## GIVEN DATA:
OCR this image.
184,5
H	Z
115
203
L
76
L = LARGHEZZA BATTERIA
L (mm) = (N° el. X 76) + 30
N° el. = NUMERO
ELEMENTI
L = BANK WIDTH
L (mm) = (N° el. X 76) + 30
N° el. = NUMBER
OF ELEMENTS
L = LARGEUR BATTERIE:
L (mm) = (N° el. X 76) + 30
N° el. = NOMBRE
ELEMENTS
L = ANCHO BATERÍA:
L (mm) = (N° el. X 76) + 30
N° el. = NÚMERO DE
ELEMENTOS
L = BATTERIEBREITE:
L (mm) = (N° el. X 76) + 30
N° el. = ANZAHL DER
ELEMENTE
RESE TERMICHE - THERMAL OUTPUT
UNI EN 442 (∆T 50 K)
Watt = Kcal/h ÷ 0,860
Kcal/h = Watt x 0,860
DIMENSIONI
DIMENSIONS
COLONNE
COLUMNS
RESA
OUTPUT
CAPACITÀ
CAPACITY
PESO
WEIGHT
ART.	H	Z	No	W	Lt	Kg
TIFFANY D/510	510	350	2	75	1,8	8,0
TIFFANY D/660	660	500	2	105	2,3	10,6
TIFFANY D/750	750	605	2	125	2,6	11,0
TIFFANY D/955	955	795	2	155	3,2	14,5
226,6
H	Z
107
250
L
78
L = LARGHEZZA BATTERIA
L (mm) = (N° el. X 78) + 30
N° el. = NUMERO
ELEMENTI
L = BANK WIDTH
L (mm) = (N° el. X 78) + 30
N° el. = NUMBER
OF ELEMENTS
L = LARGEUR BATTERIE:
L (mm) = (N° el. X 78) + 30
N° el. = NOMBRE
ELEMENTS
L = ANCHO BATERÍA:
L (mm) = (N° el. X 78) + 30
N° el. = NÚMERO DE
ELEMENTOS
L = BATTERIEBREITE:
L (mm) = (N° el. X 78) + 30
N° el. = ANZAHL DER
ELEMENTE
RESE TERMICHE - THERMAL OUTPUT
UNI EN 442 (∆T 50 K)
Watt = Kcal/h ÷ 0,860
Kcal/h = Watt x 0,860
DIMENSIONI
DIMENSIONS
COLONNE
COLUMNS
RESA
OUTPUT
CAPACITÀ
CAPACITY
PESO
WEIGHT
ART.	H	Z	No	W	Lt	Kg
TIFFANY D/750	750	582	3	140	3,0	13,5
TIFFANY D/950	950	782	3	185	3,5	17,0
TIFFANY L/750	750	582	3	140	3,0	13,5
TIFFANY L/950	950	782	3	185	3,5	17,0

## TO BE DONE:
Copy each line of the data above without altering a single character.

## RESPONSE TO THIS EXERCISE:
OCR this image.
184,5
H	Z
115
203
L
76
L = LARGHEZZA BATTERIA
L (mm) = (N° el. X 76) + 30
N° el. = NUMERO
ELEMENTI
L = BANK WIDTH
L (mm) = (N° el. X 76) + 30
N° el. = NUMBER
OF ELEMENTS
L = LARGEUR BATTERIE:
L (mm) = (N° el. X 76) + 30
N° el. = NOMBRE
ELEMENTS
L = ANCHO BATERÍA:
L (mm) = (N° el. X 76) + 30
N° el. = NÚMERO DE
ELEMENTOS
L = BATTERIEBREITE:
L (mm) = (N° el. X 76) + 30
N° el. = ANZAHL DER
ELEMENTE
RESE TERMICHE - THERMAL OUTPUT
UNI EN 442 (∆T 50 K)
Watt = Kcal/h ÷ 0,860
Kcal/h = Watt x 0,860
DIMENSIONI
DIMENSIONS
COLONNE
COLUMNS
RESA
OUTPUT
CAPACITÀ
CAPACITY
PESO
WEIGHT
ART.	H	Z	No	W	Lt	Kg
TIFFANY D/510	510	350	2	75	1,8	8,0
TIFFANY D/660	660	500	2	105	2,3	10,6
TIFFANY D/750	750	605	2	125	2,6	11,0
TIFFANY D/955	955	795	2	155	3,2	14,5
226,6
H	Z
107
250
L
78
L = LARGHEZZA BATTERIA
L (mm) = (N° el. X 78) + 30
N° el. = NUMERO
ELEMENTI
L = BANK WIDTH
L (mm) = (N° el. X 78) + 30
N° el. = NUMBER
OF ELEMENTS
L = LARGEUR BATTERIE:
L (mm) = (N° el. X 78) + 30
N° el. = NOMBRE
ELEMENTS
L = ANCHO BATERÍA:
L (mm) = (N° el. X 78) + 30
N° el. = NÚMERO DE
ELEMENTOS
L = BATTERIEBREITE:
L (mm) = (N° el. X 78) + 30
N° el. = ANZAHL DER
ELEMENTE
RESE TERMICHE - THERMAL OUTPUT
UNI EN 442 (∆T 50 K)
Watt = Kcal/h ÷ 0,860
Kcal/h = Watt x 0,860
DIMENSIONI
DIMENSIONS
COLONNE
COLUMNS
RESA
OUTPUT
CAPACITÀ
CAPACITY
PESO
WEIGHT
ART.	H	Z	No	W	Lt	Kg
TIFFANY D/750	750	582	3	140	3,0	13,5
TIFFANY D/950	950	782	3	185	3,5	17,0
TIFFANY L/750	750	582	3	140	3,0	13,5
TIFFANY L/950	950	782	3	185	3,5	17,0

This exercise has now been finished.